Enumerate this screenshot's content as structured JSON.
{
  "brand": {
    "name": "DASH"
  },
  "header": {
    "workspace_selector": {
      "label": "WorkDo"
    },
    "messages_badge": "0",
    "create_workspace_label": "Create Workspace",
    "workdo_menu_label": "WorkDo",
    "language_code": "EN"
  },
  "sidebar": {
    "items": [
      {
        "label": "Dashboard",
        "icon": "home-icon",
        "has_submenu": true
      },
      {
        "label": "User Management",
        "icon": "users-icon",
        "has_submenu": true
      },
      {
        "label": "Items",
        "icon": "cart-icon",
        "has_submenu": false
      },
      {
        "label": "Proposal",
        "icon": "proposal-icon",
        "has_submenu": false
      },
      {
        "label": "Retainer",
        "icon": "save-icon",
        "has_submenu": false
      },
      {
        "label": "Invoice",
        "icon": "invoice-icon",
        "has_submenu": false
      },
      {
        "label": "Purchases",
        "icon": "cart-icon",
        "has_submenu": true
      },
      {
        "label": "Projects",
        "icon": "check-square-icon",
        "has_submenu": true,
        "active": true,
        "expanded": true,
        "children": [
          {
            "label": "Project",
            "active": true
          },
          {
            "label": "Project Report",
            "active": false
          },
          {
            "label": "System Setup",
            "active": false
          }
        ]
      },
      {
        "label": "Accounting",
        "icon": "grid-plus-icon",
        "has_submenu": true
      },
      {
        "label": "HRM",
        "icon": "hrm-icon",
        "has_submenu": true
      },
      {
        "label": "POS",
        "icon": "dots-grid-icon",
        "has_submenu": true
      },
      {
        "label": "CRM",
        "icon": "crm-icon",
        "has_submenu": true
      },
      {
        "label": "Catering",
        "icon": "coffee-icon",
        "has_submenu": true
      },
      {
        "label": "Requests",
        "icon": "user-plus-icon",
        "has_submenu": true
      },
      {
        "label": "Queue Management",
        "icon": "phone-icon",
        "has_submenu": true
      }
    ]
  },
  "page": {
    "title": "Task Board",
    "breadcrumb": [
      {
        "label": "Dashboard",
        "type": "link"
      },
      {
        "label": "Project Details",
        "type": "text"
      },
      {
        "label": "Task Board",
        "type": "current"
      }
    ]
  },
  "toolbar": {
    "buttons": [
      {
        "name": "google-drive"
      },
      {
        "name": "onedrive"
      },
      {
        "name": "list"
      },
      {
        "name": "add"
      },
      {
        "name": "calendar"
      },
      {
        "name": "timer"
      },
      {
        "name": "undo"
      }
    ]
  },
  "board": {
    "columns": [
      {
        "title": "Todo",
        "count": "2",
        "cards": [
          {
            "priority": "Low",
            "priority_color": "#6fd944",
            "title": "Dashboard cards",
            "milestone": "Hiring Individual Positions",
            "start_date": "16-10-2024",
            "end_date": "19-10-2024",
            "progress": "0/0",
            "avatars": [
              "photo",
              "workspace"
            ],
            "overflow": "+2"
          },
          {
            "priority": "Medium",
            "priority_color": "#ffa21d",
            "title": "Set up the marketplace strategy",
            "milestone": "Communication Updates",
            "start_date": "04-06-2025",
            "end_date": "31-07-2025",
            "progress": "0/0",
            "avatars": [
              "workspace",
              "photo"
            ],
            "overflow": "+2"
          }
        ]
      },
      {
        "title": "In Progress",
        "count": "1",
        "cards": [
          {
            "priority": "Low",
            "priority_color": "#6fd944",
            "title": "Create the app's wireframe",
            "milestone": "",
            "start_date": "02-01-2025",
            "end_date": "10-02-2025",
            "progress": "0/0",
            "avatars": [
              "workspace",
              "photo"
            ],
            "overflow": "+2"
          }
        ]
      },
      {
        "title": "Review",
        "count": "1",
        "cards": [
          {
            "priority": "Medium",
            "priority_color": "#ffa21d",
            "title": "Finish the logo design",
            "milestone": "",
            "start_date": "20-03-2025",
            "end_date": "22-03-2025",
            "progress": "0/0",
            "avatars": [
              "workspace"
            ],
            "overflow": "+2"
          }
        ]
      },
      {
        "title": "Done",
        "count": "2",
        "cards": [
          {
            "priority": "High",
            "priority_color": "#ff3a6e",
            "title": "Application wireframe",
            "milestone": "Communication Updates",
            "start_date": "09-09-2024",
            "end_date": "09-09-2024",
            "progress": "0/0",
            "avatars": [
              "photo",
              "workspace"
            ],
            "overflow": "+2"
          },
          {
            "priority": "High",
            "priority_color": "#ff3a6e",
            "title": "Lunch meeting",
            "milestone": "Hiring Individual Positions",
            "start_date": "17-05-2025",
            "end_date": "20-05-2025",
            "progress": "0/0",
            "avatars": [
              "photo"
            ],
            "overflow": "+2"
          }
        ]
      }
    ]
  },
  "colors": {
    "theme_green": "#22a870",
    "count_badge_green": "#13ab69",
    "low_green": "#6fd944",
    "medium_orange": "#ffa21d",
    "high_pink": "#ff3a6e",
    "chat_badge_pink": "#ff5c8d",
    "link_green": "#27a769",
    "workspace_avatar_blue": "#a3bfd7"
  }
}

• • • •

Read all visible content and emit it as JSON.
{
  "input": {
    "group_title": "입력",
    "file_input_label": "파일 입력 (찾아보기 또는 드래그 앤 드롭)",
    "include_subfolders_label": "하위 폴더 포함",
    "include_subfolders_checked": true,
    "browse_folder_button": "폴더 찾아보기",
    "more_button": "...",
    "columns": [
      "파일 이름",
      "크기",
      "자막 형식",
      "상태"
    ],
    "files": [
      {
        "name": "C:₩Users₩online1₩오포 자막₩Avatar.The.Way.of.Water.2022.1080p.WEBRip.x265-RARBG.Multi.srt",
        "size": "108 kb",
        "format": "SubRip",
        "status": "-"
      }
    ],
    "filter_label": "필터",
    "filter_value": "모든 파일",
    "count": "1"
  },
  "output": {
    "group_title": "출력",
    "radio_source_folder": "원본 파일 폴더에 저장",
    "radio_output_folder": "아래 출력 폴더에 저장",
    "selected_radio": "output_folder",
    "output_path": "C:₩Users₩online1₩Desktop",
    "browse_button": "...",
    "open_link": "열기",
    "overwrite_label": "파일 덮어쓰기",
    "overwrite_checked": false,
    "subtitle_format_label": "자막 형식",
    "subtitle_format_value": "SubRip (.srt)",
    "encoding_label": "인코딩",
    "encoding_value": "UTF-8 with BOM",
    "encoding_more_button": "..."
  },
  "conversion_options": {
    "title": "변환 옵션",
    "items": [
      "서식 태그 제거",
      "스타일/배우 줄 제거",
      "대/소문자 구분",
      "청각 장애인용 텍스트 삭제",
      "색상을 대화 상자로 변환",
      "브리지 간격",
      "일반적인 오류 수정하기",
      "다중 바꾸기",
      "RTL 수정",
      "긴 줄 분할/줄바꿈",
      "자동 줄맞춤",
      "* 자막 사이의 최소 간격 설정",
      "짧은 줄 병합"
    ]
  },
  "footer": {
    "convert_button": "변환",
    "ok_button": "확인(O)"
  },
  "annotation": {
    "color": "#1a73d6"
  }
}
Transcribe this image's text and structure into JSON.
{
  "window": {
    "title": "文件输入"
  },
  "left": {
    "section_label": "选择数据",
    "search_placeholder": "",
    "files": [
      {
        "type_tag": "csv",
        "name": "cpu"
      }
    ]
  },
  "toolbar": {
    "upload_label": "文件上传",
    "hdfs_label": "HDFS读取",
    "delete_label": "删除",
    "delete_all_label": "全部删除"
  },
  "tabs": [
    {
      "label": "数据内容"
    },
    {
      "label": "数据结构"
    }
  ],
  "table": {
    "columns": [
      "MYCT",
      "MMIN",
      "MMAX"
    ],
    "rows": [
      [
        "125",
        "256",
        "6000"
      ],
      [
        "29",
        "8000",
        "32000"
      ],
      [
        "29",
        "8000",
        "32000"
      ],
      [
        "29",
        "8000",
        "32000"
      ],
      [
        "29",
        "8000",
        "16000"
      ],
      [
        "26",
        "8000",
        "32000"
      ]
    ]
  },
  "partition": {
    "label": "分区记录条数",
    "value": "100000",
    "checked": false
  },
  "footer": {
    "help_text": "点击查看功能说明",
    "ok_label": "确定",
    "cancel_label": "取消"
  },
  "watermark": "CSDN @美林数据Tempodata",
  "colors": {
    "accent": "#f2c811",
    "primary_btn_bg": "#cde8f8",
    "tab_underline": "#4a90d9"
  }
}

• • • •

» Problem description: Among the lines of the material, find those that hold the word "Management" and copy them.

» Answer below:
        "label": "User Management",
        "label": "Queue Management",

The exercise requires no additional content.